THE TASK: Reproduce the rows below with every "table-header-cell" swapped for "column-header", and change nothing else.

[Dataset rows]
=-=-=-=-=
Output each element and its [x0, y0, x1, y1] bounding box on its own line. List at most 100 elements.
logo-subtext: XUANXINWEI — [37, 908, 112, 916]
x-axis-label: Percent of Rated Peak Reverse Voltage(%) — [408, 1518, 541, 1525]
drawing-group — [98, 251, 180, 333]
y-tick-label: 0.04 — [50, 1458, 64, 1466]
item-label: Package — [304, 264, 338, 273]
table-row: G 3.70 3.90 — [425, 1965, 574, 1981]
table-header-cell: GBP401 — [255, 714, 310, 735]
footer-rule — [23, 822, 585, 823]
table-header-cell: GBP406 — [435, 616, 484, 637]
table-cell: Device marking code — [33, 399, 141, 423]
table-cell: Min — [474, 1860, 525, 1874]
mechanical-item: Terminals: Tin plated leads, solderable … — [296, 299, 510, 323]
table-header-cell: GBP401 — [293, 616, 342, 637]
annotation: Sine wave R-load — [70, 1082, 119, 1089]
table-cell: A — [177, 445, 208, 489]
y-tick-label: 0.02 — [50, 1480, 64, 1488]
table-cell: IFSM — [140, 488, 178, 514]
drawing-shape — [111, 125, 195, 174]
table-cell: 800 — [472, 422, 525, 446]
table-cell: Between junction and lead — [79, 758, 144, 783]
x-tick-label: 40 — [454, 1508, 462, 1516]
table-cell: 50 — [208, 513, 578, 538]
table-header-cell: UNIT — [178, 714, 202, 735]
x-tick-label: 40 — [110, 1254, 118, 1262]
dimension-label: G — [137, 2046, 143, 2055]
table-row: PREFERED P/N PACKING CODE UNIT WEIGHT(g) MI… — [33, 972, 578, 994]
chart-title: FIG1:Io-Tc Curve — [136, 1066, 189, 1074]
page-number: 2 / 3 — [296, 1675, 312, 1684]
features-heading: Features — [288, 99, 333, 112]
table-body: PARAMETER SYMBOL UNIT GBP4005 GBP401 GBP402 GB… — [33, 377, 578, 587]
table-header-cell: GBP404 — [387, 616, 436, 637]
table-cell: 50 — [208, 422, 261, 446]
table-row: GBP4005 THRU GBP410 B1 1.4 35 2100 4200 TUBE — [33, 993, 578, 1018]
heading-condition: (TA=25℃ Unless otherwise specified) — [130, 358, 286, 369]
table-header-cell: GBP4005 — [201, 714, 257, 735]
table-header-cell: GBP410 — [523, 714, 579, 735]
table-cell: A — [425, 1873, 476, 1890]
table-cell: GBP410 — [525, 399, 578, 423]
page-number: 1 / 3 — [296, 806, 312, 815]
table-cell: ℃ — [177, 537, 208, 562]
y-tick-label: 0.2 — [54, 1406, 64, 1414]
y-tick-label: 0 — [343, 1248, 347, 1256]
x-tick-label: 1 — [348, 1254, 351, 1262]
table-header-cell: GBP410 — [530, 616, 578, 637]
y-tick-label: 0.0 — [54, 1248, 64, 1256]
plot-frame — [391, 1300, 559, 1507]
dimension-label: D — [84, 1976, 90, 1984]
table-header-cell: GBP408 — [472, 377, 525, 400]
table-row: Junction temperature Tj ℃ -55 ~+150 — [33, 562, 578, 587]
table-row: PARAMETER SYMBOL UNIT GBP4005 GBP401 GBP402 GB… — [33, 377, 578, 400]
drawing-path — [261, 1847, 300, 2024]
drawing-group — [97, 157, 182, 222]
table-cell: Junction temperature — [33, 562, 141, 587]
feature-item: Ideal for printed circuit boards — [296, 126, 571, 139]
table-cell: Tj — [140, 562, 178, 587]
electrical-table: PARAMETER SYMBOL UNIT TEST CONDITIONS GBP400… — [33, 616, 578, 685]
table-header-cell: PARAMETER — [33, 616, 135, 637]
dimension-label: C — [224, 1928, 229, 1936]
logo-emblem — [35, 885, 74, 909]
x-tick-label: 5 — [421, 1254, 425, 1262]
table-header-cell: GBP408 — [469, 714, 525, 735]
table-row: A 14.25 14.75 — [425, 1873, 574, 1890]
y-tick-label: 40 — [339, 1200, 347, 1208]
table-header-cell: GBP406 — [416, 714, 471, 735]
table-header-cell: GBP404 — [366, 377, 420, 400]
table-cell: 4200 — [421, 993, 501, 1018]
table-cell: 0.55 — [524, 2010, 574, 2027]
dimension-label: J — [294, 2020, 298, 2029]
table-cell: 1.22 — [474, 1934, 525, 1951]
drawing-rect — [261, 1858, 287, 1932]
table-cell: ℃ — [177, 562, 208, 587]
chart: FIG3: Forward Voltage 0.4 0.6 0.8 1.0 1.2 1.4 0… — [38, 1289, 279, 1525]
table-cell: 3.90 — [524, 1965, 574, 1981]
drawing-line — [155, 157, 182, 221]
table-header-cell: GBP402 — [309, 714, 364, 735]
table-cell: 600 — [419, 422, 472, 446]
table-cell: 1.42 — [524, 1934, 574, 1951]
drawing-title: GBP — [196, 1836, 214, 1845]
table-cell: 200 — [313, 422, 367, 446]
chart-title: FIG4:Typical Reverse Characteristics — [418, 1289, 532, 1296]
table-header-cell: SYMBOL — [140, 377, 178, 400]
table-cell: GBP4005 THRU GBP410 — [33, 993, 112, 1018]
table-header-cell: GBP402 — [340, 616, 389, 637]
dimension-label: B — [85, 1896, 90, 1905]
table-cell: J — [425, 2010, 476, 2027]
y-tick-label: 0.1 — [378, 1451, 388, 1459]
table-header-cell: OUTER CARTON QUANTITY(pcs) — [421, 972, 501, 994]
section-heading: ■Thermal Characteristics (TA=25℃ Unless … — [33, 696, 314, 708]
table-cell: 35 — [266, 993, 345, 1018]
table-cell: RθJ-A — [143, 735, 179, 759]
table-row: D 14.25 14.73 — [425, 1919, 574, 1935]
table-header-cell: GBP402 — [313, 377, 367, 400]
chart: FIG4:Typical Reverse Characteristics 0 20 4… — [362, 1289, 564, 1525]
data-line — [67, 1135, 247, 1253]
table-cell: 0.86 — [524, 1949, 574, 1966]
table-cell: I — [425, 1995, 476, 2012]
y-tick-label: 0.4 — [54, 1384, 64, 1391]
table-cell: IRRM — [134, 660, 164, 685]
=-=-=-=-=
FINAL RESULT:
Output each element and its [x0, y0, x1, y1] bounding box on its own line. List at most 100 elements.
logo-subtext: XUANXINWEI — [37, 908, 112, 916]
x-axis-label: Percent of Rated Peak Reverse Voltage(%) — [408, 1518, 541, 1525]
drawing-group — [98, 251, 180, 333]
y-tick-label: 0.04 — [50, 1458, 64, 1466]
item-label: Package — [304, 264, 338, 273]
table-row: G 3.70 3.90 — [425, 1965, 574, 1981]
column-header: GBP401 — [255, 714, 310, 735]
footer-rule — [23, 822, 585, 823]
column-header: GBP406 — [435, 616, 484, 637]
table-cell: Device marking code — [33, 399, 141, 423]
table-cell: Min — [474, 1860, 525, 1874]
mechanical-item: Terminals: Tin plated leads, solderable … — [296, 299, 510, 323]
column-header: GBP401 — [293, 616, 342, 637]
annotation: Sine wave R-load — [70, 1082, 119, 1089]
table-cell: A — [177, 445, 208, 489]
y-tick-label: 0.02 — [50, 1480, 64, 1488]
table-cell: IFSM — [140, 488, 178, 514]
drawing-shape — [111, 125, 195, 174]
table-cell: 800 — [472, 422, 525, 446]
table-cell: Between junction and lead — [79, 758, 144, 783]
x-tick-label: 40 — [454, 1508, 462, 1516]
table-cell: 50 — [208, 513, 578, 538]
column-header: UNIT — [178, 714, 202, 735]
x-tick-label: 40 — [110, 1254, 118, 1262]
dimension-label: G — [137, 2046, 143, 2055]
table-row: PREFERED P/N PACKING CODE UNIT WEIGHT(g) MI… — [33, 972, 578, 994]
chart-title: FIG1:Io-Tc Curve — [136, 1066, 189, 1074]
page-number: 2 / 3 — [296, 1675, 312, 1684]
features-heading: Features — [288, 99, 333, 112]
table-body: PARAMETER SYMBOL UNIT GBP4005 GBP401 GBP402 GB… — [33, 377, 578, 587]
column-header: GBP404 — [387, 616, 436, 637]
table-cell: 50 — [208, 422, 261, 446]
table-row: GBP4005 THRU GBP410 B1 1.4 35 2100 4200 TUBE — [33, 993, 578, 1018]
heading-condition: (TA=25℃ Unless otherwise specified) — [130, 358, 286, 369]
column-header: GBP4005 — [201, 714, 257, 735]
column-header: GBP410 — [523, 714, 579, 735]
table-cell: A — [425, 1873, 476, 1890]
table-cell: GBP410 — [525, 399, 578, 423]
page-number: 1 / 3 — [296, 806, 312, 815]
table-cell: ℃ — [177, 537, 208, 562]
y-tick-label: 0.2 — [54, 1406, 64, 1414]
y-tick-label: 0 — [343, 1248, 347, 1256]
x-tick-label: 1 — [348, 1254, 351, 1262]
column-header: GBP410 — [530, 616, 578, 637]
y-tick-label: 0.0 — [54, 1248, 64, 1256]
plot-frame — [391, 1300, 559, 1507]
dimension-label: D — [84, 1976, 90, 1984]
column-header: GBP408 — [472, 377, 525, 400]
table-row: Junction temperature Tj ℃ -55 ~+150 — [33, 562, 578, 587]
table-row: PARAMETER SYMBOL UNIT GBP4005 GBP401 GBP402 GB… — [33, 377, 578, 400]
drawing-path — [261, 1847, 300, 2024]
drawing-group — [97, 157, 182, 222]
table-cell: Junction temperature — [33, 562, 141, 587]
feature-item: Ideal for printed circuit boards — [296, 126, 571, 139]
table-cell: Tj — [140, 562, 178, 587]
electrical-table: PARAMETER SYMBOL UNIT TEST CONDITIONS GBP400… — [33, 616, 578, 685]
column-header: PARAMETER — [33, 616, 135, 637]
dimension-label: C — [224, 1928, 229, 1936]
logo-emblem — [35, 885, 74, 909]
x-tick-label: 5 — [421, 1254, 425, 1262]
column-header: GBP408 — [469, 714, 525, 735]
table-row: A 14.25 14.75 — [425, 1873, 574, 1890]
y-tick-label: 40 — [339, 1200, 347, 1208]
column-header: GBP406 — [416, 714, 471, 735]
column-header: GBP404 — [366, 377, 420, 400]
table-cell: 4200 — [421, 993, 501, 1018]
table-cell: 0.55 — [524, 2010, 574, 2027]
dimension-label: J — [294, 2020, 298, 2029]
table-cell: 1.22 — [474, 1934, 525, 1951]
drawing-rect — [261, 1858, 287, 1932]
table-cell: ℃ — [177, 562, 208, 587]
chart: FIG3: Forward Voltage 0.4 0.6 0.8 1.0 1.2 1.4 0… — [38, 1289, 279, 1525]
table-cell: 3.90 — [524, 1965, 574, 1981]
drawing-line — [155, 157, 182, 221]
column-header: GBP402 — [309, 714, 364, 735]
table-cell: 600 — [419, 422, 472, 446]
table-cell: 1.42 — [524, 1934, 574, 1951]
drawing-title: GBP — [196, 1836, 214, 1845]
table-cell: 200 — [313, 422, 367, 446]
chart-title: FIG4:Typical Reverse Characteristics — [418, 1289, 532, 1296]
column-header: SYMBOL — [140, 377, 178, 400]
table-cell: GBP4005 THRU GBP410 — [33, 993, 112, 1018]
column-header: GBP402 — [340, 616, 389, 637]
dimension-label: B — [85, 1896, 90, 1905]
table-cell: J — [425, 2010, 476, 2027]
y-tick-label: 0.1 — [378, 1451, 388, 1459]
column-header: OUTER CARTON QUANTITY(pcs) — [421, 972, 501, 994]
section-heading: ■Thermal Characteristics (TA=25℃ Unless … — [33, 696, 314, 708]
table-cell: 35 — [266, 993, 345, 1018]
table-cell: RθJ-A — [143, 735, 179, 759]
table-row: D 14.25 14.73 — [425, 1919, 574, 1935]
column-header: GBP402 — [313, 377, 367, 400]
chart: FIG4:Typical Reverse Characteristics 0 20 4… — [362, 1289, 564, 1525]
data-line — [67, 1135, 247, 1253]
table-cell: 0.86 — [524, 1949, 574, 1966]
table-cell: I — [425, 1995, 476, 2012]
y-tick-label: 0.4 — [54, 1384, 64, 1391]
table-cell: IRRM — [134, 660, 164, 685]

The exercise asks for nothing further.